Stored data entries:
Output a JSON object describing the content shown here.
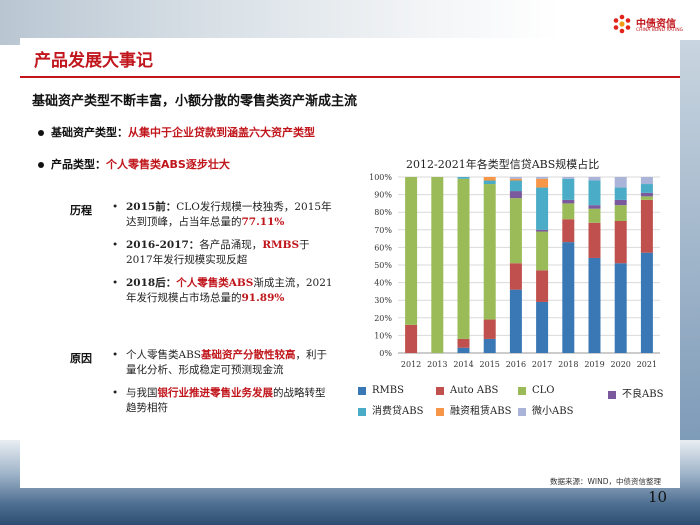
{
  "logo": {
    "name_cn": "中债资信",
    "name_en": "CHINA BOND RATING"
  },
  "slide": {
    "title": "产品发展大事记",
    "subheading": "基础资产类型不断丰富，小额分散的零售类资产渐成主流",
    "bullets": [
      {
        "label": "基础资产类型：",
        "text": "从集中于企业贷款到涵盖六大资产类型"
      },
      {
        "label": "产品类型：",
        "text": "个人零售类ABS逐步壮大"
      }
    ],
    "history": {
      "heading": "历程",
      "items": [
        {
          "period": "2015前：",
          "pre": "CLO发行规模一枝独秀，2015年达到顶峰，占当年总量的",
          "highlight": "77.11%",
          "post": ""
        },
        {
          "period": "2016-2017：",
          "pre": "各产品涌现，",
          "highlight": "RMBS",
          "post": "于2017年发行规模实现反超"
        },
        {
          "period": "2018后：",
          "pre": "",
          "highlight": "个人零售类ABS",
          "post": "渐成主流，2021年发行规模占市场总量的",
          "highlight2": "91.89%"
        }
      ]
    },
    "reasons": {
      "heading": "原因",
      "items": [
        {
          "pre": "个人零售类ABS",
          "highlight": "基础资产分散性较高",
          "post": "，利于量化分析、形成稳定可预测现金流"
        },
        {
          "pre": "与我国",
          "highlight": "银行业推进零售业务发展",
          "post": "的战略转型趋势相符"
        }
      ]
    },
    "source": "数据来源：WIND，中债资信整理",
    "page_number": "10"
  },
  "colors": {
    "accent": "#c0161c",
    "RMBS": "#3a78b5",
    "Auto ABS": "#c0504d",
    "CLO": "#9bbb59",
    "不良ABS": "#7a5a9c",
    "消费贷ABS": "#4aacc6",
    "融资租赁ABS": "#f79646",
    "微小ABS": "#a9b4d8"
  },
  "chart_data": {
    "type": "bar",
    "stacked": true,
    "title": "2012-2021年各类型信贷ABS规模占比",
    "categories": [
      "2012",
      "2013",
      "2014",
      "2015",
      "2016",
      "2017",
      "2018",
      "2019",
      "2020",
      "2021"
    ],
    "y_ticks": [
      "0%",
      "10%",
      "20%",
      "30%",
      "40%",
      "50%",
      "60%",
      "70%",
      "80%",
      "90%",
      "100%"
    ],
    "ylim": [
      0,
      100
    ],
    "legend_position": "bottom",
    "grid": true,
    "series": [
      {
        "name": "RMBS",
        "values": [
          0,
          0,
          3,
          8,
          36,
          29,
          63,
          54,
          51,
          57
        ]
      },
      {
        "name": "Auto ABS",
        "values": [
          16,
          0,
          5,
          11,
          15,
          18,
          13,
          20,
          24,
          30
        ]
      },
      {
        "name": "CLO",
        "values": [
          84,
          100,
          91,
          77,
          37,
          22,
          9,
          8,
          9,
          2
        ]
      },
      {
        "name": "不良ABS",
        "values": [
          0,
          0,
          0,
          0,
          4,
          1,
          2,
          2,
          3,
          2
        ]
      },
      {
        "name": "消费贷ABS",
        "values": [
          0,
          0,
          1,
          2,
          6,
          24,
          12,
          14,
          7,
          5
        ]
      },
      {
        "name": "融资租赁ABS",
        "values": [
          0,
          0,
          0,
          2,
          1,
          5,
          0,
          0,
          0,
          0
        ]
      },
      {
        "name": "微小ABS",
        "values": [
          0,
          0,
          0,
          0,
          1,
          1,
          1,
          2,
          6,
          4
        ]
      }
    ]
  }
}
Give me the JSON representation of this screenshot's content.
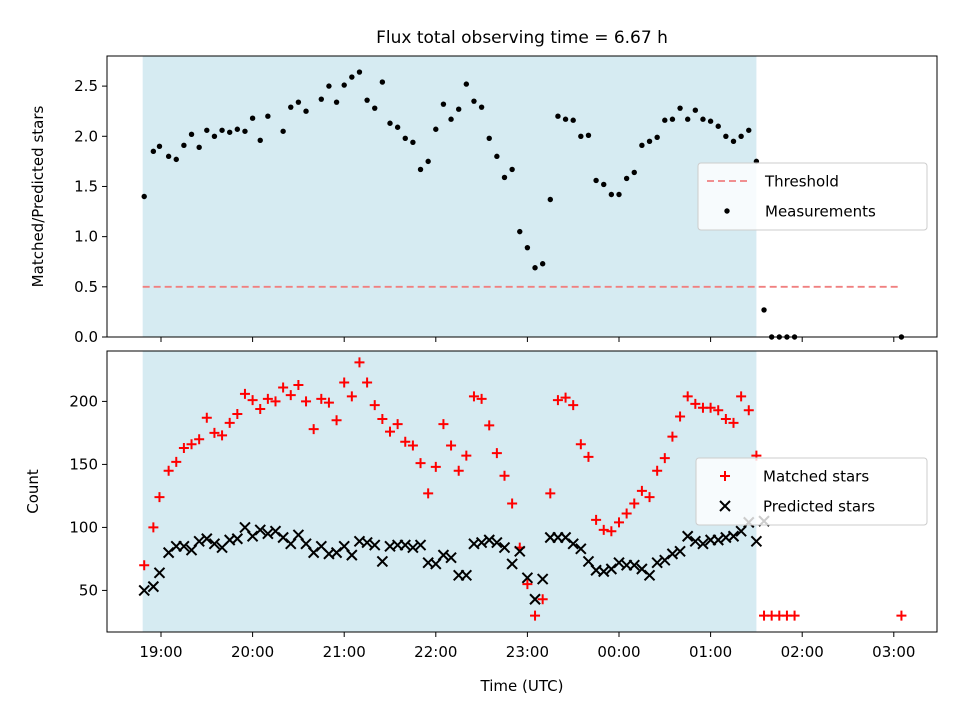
{
  "chart_data": [
    {
      "type": "scatter",
      "title": "Flux total observing time = 6.67 h",
      "xlabel": "",
      "ylabel": "Matched/Predicted stars",
      "ylim": [
        0,
        2.8
      ],
      "yticks": [
        "0.0",
        "0.5",
        "1.0",
        "1.5",
        "2.0",
        "2.5"
      ],
      "xticks_visible": false,
      "shaded_span": [
        "18:48",
        "01:30"
      ],
      "threshold": {
        "name": "Threshold",
        "value": 0.5,
        "from": "18:48",
        "to": "03:05",
        "color": "#f08080",
        "style": "dashed"
      },
      "legend_position": "center-right",
      "series": [
        {
          "name": "Measurements",
          "color": "#000000",
          "marker": "dot",
          "x": [
            "18:49",
            "18:55",
            "18:59",
            "19:05",
            "19:10",
            "19:15",
            "19:20",
            "19:25",
            "19:30",
            "19:35",
            "19:40",
            "19:45",
            "19:50",
            "19:55",
            "20:00",
            "20:05",
            "20:10",
            "20:20",
            "20:25",
            "20:30",
            "20:35",
            "20:45",
            "20:50",
            "20:55",
            "21:00",
            "21:05",
            "21:10",
            "21:15",
            "21:20",
            "21:25",
            "21:30",
            "21:35",
            "21:40",
            "21:45",
            "21:50",
            "21:55",
            "22:00",
            "22:05",
            "22:10",
            "22:15",
            "22:20",
            "22:25",
            "22:30",
            "22:35",
            "22:40",
            "22:45",
            "22:50",
            "22:55",
            "23:00",
            "23:05",
            "23:10",
            "23:15",
            "23:20",
            "23:25",
            "23:30",
            "23:35",
            "23:40",
            "23:45",
            "23:50",
            "23:55",
            "00:00",
            "00:05",
            "00:10",
            "00:15",
            "00:20",
            "00:25",
            "00:30",
            "00:35",
            "00:40",
            "00:45",
            "00:50",
            "00:55",
            "01:00",
            "01:05",
            "01:10",
            "01:15",
            "01:20",
            "01:25",
            "01:30",
            "01:35",
            "01:40",
            "01:45",
            "01:50",
            "01:55",
            "03:05"
          ],
          "y": [
            1.4,
            1.85,
            1.9,
            1.8,
            1.77,
            1.91,
            2.02,
            1.89,
            2.06,
            2.0,
            2.06,
            2.04,
            2.07,
            2.05,
            2.18,
            1.96,
            2.2,
            2.05,
            2.29,
            2.34,
            2.25,
            2.37,
            2.5,
            2.34,
            2.51,
            2.59,
            2.64,
            2.36,
            2.28,
            2.54,
            2.13,
            2.09,
            1.98,
            1.94,
            1.67,
            1.75,
            2.07,
            2.32,
            2.17,
            2.27,
            2.52,
            2.35,
            2.29,
            1.98,
            1.8,
            1.59,
            1.67,
            1.05,
            0.89,
            0.69,
            0.73,
            1.37,
            2.2,
            2.17,
            2.16,
            2.0,
            2.01,
            1.56,
            1.52,
            1.42,
            1.42,
            1.58,
            1.64,
            1.91,
            1.95,
            1.99,
            2.16,
            2.17,
            2.28,
            2.17,
            2.26,
            2.17,
            2.15,
            2.1,
            2.0,
            1.95,
            2.0,
            2.06,
            1.75,
            0.27,
            0.0,
            0.0,
            0.0,
            0.0,
            0.0
          ]
        }
      ]
    },
    {
      "type": "scatter",
      "title": "",
      "xlabel": "Time (UTC)",
      "ylabel": "Count",
      "ylim": [
        17,
        240
      ],
      "yticks": [
        "50",
        "100",
        "150",
        "200"
      ],
      "xticks": [
        "19:00",
        "20:00",
        "21:00",
        "22:00",
        "23:00",
        "00:00",
        "01:00",
        "02:00",
        "03:00"
      ],
      "shaded_span": [
        "18:48",
        "01:30"
      ],
      "legend_position": "center-right",
      "series": [
        {
          "name": "Matched stars",
          "color": "#ff0000",
          "marker": "plus",
          "x": [
            "18:49",
            "18:55",
            "18:59",
            "19:05",
            "19:10",
            "19:15",
            "19:20",
            "19:25",
            "19:30",
            "19:35",
            "19:40",
            "19:45",
            "19:50",
            "19:55",
            "20:00",
            "20:05",
            "20:10",
            "20:15",
            "20:20",
            "20:25",
            "20:30",
            "20:35",
            "20:40",
            "20:45",
            "20:50",
            "20:55",
            "21:00",
            "21:05",
            "21:10",
            "21:15",
            "21:20",
            "21:25",
            "21:30",
            "21:35",
            "21:40",
            "21:45",
            "21:50",
            "21:55",
            "22:00",
            "22:05",
            "22:10",
            "22:15",
            "22:20",
            "22:25",
            "22:30",
            "22:35",
            "22:40",
            "22:45",
            "22:50",
            "22:55",
            "23:00",
            "23:05",
            "23:10",
            "23:15",
            "23:20",
            "23:25",
            "23:30",
            "23:35",
            "23:40",
            "23:45",
            "23:50",
            "23:55",
            "00:00",
            "00:05",
            "00:10",
            "00:15",
            "00:20",
            "00:25",
            "00:30",
            "00:35",
            "00:40",
            "00:45",
            "00:50",
            "00:55",
            "01:00",
            "01:05",
            "01:10",
            "01:15",
            "01:20",
            "01:25",
            "01:30",
            "01:35",
            "01:40",
            "01:45",
            "01:50",
            "01:55",
            "03:05"
          ],
          "y": [
            70,
            100,
            124,
            145,
            152,
            163,
            166,
            170,
            187,
            175,
            173,
            183,
            190,
            206,
            201,
            194,
            202,
            200,
            211,
            205,
            213,
            200,
            178,
            202,
            199,
            185,
            215,
            204,
            231,
            215,
            197,
            186,
            176,
            182,
            168,
            165,
            151,
            127,
            148,
            182,
            165,
            145,
            157,
            204,
            202,
            181,
            159,
            141,
            119,
            84,
            55,
            30,
            43,
            127,
            201,
            203,
            197,
            166,
            156,
            106,
            98,
            97,
            104,
            111,
            119,
            129,
            124,
            145,
            155,
            172,
            188,
            204,
            198,
            195,
            195,
            193,
            186,
            183,
            204,
            193,
            157,
            30,
            30,
            30,
            30,
            30,
            30
          ]
        },
        {
          "name": "Predicted stars",
          "color": "#000000",
          "marker": "x",
          "x": [
            "18:49",
            "18:55",
            "18:59",
            "19:05",
            "19:10",
            "19:15",
            "19:20",
            "19:25",
            "19:30",
            "19:35",
            "19:40",
            "19:45",
            "19:50",
            "19:55",
            "20:00",
            "20:05",
            "20:10",
            "20:15",
            "20:20",
            "20:25",
            "20:30",
            "20:35",
            "20:40",
            "20:45",
            "20:50",
            "20:55",
            "21:00",
            "21:05",
            "21:10",
            "21:15",
            "21:20",
            "21:25",
            "21:30",
            "21:35",
            "21:40",
            "21:45",
            "21:50",
            "21:55",
            "22:00",
            "22:05",
            "22:10",
            "22:15",
            "22:20",
            "22:25",
            "22:30",
            "22:35",
            "22:40",
            "22:45",
            "22:50",
            "22:55",
            "23:00",
            "23:05",
            "23:10",
            "23:15",
            "23:20",
            "23:25",
            "23:30",
            "23:35",
            "23:40",
            "23:45",
            "23:50",
            "23:55",
            "00:00",
            "00:05",
            "00:10",
            "00:15",
            "00:20",
            "00:25",
            "00:30",
            "00:35",
            "00:40",
            "00:45",
            "00:50",
            "00:55",
            "01:00",
            "01:05",
            "01:10",
            "01:15",
            "01:20",
            "01:25",
            "01:30",
            "01:35"
          ],
          "y": [
            50,
            53,
            64,
            80,
            85,
            85,
            82,
            89,
            91,
            87,
            84,
            90,
            91,
            100,
            93,
            98,
            95,
            97,
            92,
            87,
            94,
            87,
            80,
            85,
            79,
            80,
            85,
            78,
            89,
            88,
            86,
            73,
            85,
            86,
            86,
            84,
            86,
            72,
            71,
            78,
            76,
            62,
            62,
            87,
            88,
            90,
            88,
            84,
            71,
            81,
            60,
            43,
            59,
            92,
            92,
            92,
            87,
            83,
            73,
            66,
            65,
            67,
            72,
            70,
            70,
            67,
            62,
            72,
            74,
            79,
            81,
            93,
            89,
            87,
            90,
            90,
            92,
            93,
            97,
            104,
            89,
            105
          ]
        }
      ]
    }
  ]
}
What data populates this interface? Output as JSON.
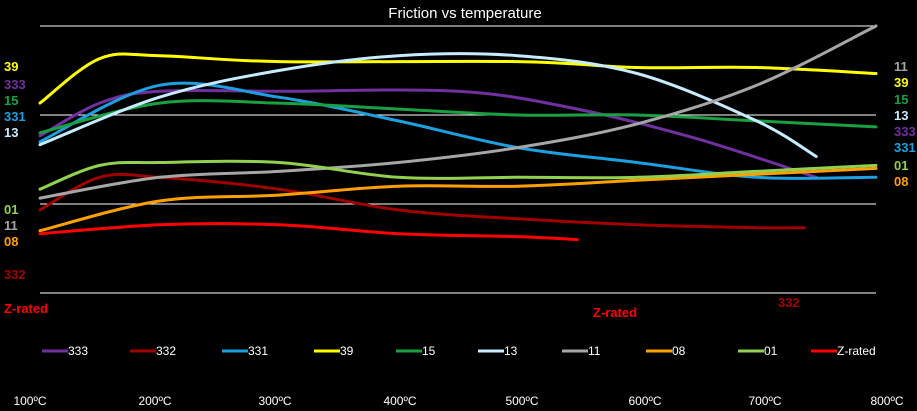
{
  "chart_data": {
    "type": "line",
    "title": "Friction vs temperature",
    "xlabel": "",
    "ylabel": "",
    "x": [
      100,
      200,
      300,
      400,
      500,
      600,
      700,
      800
    ],
    "xtick_labels": [
      "100ºC",
      "200ºC",
      "300ºC",
      "400ºC",
      "500ºC",
      "600ºC",
      "700ºC",
      "800ºC"
    ],
    "xlim": [
      100,
      800
    ],
    "ylim": [
      0,
      0.9
    ],
    "yaxis_shown": false,
    "grid": "horizontal",
    "legend_position": "bottom",
    "series": [
      {
        "name": "333",
        "color": "#7030a0",
        "left_label": "333",
        "right_label": "333",
        "points": [
          [
            100,
            0.53
          ],
          [
            150,
            0.64
          ],
          [
            200,
            0.68
          ],
          [
            300,
            0.68
          ],
          [
            450,
            0.68
          ],
          [
            550,
            0.62
          ],
          [
            650,
            0.52
          ],
          [
            750,
            0.39
          ]
        ]
      },
      {
        "name": "332",
        "color": "#a00000",
        "left_label": "332",
        "right_label": "332",
        "points": [
          [
            100,
            0.28
          ],
          [
            150,
            0.39
          ],
          [
            200,
            0.39
          ],
          [
            300,
            0.35
          ],
          [
            400,
            0.28
          ],
          [
            500,
            0.25
          ],
          [
            600,
            0.23
          ],
          [
            700,
            0.22
          ],
          [
            740,
            0.22
          ]
        ]
      },
      {
        "name": "331",
        "color": "#1ca0e0",
        "left_label": "331",
        "right_label": "331",
        "points": [
          [
            100,
            0.51
          ],
          [
            200,
            0.7
          ],
          [
            300,
            0.66
          ],
          [
            400,
            0.58
          ],
          [
            500,
            0.49
          ],
          [
            600,
            0.44
          ],
          [
            700,
            0.39
          ],
          [
            800,
            0.39
          ]
        ]
      },
      {
        "name": "39",
        "color": "#ffff00",
        "left_label": "39",
        "right_label": "39",
        "points": [
          [
            100,
            0.64
          ],
          [
            150,
            0.79
          ],
          [
            200,
            0.8
          ],
          [
            300,
            0.78
          ],
          [
            500,
            0.78
          ],
          [
            600,
            0.76
          ],
          [
            700,
            0.76
          ],
          [
            800,
            0.74
          ]
        ]
      },
      {
        "name": "15",
        "color": "#1aa040",
        "left_label": "15",
        "right_label": "15",
        "points": [
          [
            100,
            0.54
          ],
          [
            200,
            0.64
          ],
          [
            300,
            0.64
          ],
          [
            400,
            0.62
          ],
          [
            500,
            0.6
          ],
          [
            600,
            0.6
          ],
          [
            700,
            0.58
          ],
          [
            800,
            0.56
          ]
        ]
      },
      {
        "name": "13",
        "color": "#c8ecff",
        "left_label": "13",
        "right_label": "13",
        "points": [
          [
            100,
            0.5
          ],
          [
            200,
            0.66
          ],
          [
            300,
            0.75
          ],
          [
            400,
            0.8
          ],
          [
            500,
            0.8
          ],
          [
            600,
            0.74
          ],
          [
            700,
            0.58
          ],
          [
            750,
            0.46
          ]
        ]
      },
      {
        "name": "11",
        "color": "#a6a6a6",
        "left_label": "11",
        "right_label": "11",
        "points": [
          [
            100,
            0.32
          ],
          [
            200,
            0.39
          ],
          [
            300,
            0.41
          ],
          [
            400,
            0.44
          ],
          [
            500,
            0.49
          ],
          [
            600,
            0.57
          ],
          [
            700,
            0.7
          ],
          [
            800,
            0.9
          ]
        ]
      },
      {
        "name": "08",
        "color": "#ffa000",
        "left_label": "08",
        "right_label": "08",
        "points": [
          [
            100,
            0.21
          ],
          [
            200,
            0.31
          ],
          [
            300,
            0.33
          ],
          [
            400,
            0.36
          ],
          [
            500,
            0.36
          ],
          [
            600,
            0.38
          ],
          [
            700,
            0.4
          ],
          [
            800,
            0.42
          ]
        ]
      },
      {
        "name": "01",
        "color": "#92d050",
        "left_label": "01",
        "right_label": "01",
        "points": [
          [
            100,
            0.35
          ],
          [
            150,
            0.43
          ],
          [
            200,
            0.44
          ],
          [
            300,
            0.44
          ],
          [
            400,
            0.39
          ],
          [
            500,
            0.39
          ],
          [
            600,
            0.39
          ],
          [
            700,
            0.41
          ],
          [
            800,
            0.43
          ]
        ]
      },
      {
        "name": "Z-rated",
        "color": "#ff0000",
        "left_label": "Z-rated",
        "right_label": "Z-rated",
        "points": [
          [
            100,
            0.2
          ],
          [
            200,
            0.23
          ],
          [
            300,
            0.23
          ],
          [
            400,
            0.2
          ],
          [
            500,
            0.19
          ],
          [
            550,
            0.18
          ]
        ]
      }
    ]
  }
}
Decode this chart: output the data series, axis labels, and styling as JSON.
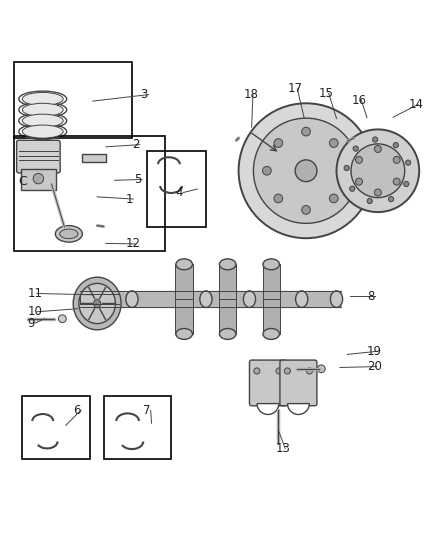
{
  "background_color": "#ffffff",
  "line_color": "#444444",
  "label_color": "#222222",
  "font_size_label": 8.5,
  "label_positions": {
    "1": [
      0.285,
      0.655,
      0.22,
      0.66
    ],
    "2": [
      0.3,
      0.78,
      0.24,
      0.775
    ],
    "3": [
      0.32,
      0.895,
      0.21,
      0.88
    ],
    "4": [
      0.4,
      0.67,
      0.45,
      0.678
    ],
    "5": [
      0.305,
      0.7,
      0.26,
      0.698
    ],
    "6": [
      0.165,
      0.17,
      0.148,
      0.135
    ],
    "7": [
      0.325,
      0.17,
      0.345,
      0.14
    ],
    "8": [
      0.84,
      0.432,
      0.8,
      0.432
    ],
    "9": [
      0.06,
      0.37,
      0.098,
      0.38
    ],
    "10": [
      0.06,
      0.396,
      0.175,
      0.403
    ],
    "11": [
      0.06,
      0.438,
      0.21,
      0.435
    ],
    "12": [
      0.285,
      0.552,
      0.24,
      0.553
    ],
    "13": [
      0.63,
      0.082,
      0.638,
      0.12
    ],
    "14": [
      0.935,
      0.872,
      0.9,
      0.843
    ],
    "15": [
      0.73,
      0.898,
      0.77,
      0.84
    ],
    "16": [
      0.805,
      0.882,
      0.84,
      0.842
    ],
    "17": [
      0.658,
      0.908,
      0.696,
      0.84
    ],
    "18": [
      0.556,
      0.895,
      0.575,
      0.82
    ],
    "19": [
      0.84,
      0.305,
      0.795,
      0.298
    ],
    "20": [
      0.84,
      0.27,
      0.778,
      0.268
    ]
  }
}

What the exercise asks: Output exactly the lines from the line with "Decode this chart: output" to the last line of the records, including both, and leave every picture out.

Response for this exercise:
Decode this chart: output the data series, axis labels, and styling as JSON.
{
  "background_color": "#ffffff",
  "line_color": "#444444",
  "label_color": "#222222",
  "font_size_label": 8.5,
  "label_positions": {
    "1": [
      0.285,
      0.655,
      0.22,
      0.66
    ],
    "2": [
      0.3,
      0.78,
      0.24,
      0.775
    ],
    "3": [
      0.32,
      0.895,
      0.21,
      0.88
    ],
    "4": [
      0.4,
      0.67,
      0.45,
      0.678
    ],
    "5": [
      0.305,
      0.7,
      0.26,
      0.698
    ],
    "6": [
      0.165,
      0.17,
      0.148,
      0.135
    ],
    "7": [
      0.325,
      0.17,
      0.345,
      0.14
    ],
    "8": [
      0.84,
      0.432,
      0.8,
      0.432
    ],
    "9": [
      0.06,
      0.37,
      0.098,
      0.38
    ],
    "10": [
      0.06,
      0.396,
      0.175,
      0.403
    ],
    "11": [
      0.06,
      0.438,
      0.21,
      0.435
    ],
    "12": [
      0.285,
      0.552,
      0.24,
      0.553
    ],
    "13": [
      0.63,
      0.082,
      0.638,
      0.12
    ],
    "14": [
      0.935,
      0.872,
      0.9,
      0.843
    ],
    "15": [
      0.73,
      0.898,
      0.77,
      0.84
    ],
    "16": [
      0.805,
      0.882,
      0.84,
      0.842
    ],
    "17": [
      0.658,
      0.908,
      0.696,
      0.84
    ],
    "18": [
      0.556,
      0.895,
      0.575,
      0.82
    ],
    "19": [
      0.84,
      0.305,
      0.795,
      0.298
    ],
    "20": [
      0.84,
      0.27,
      0.778,
      0.268
    ]
  }
}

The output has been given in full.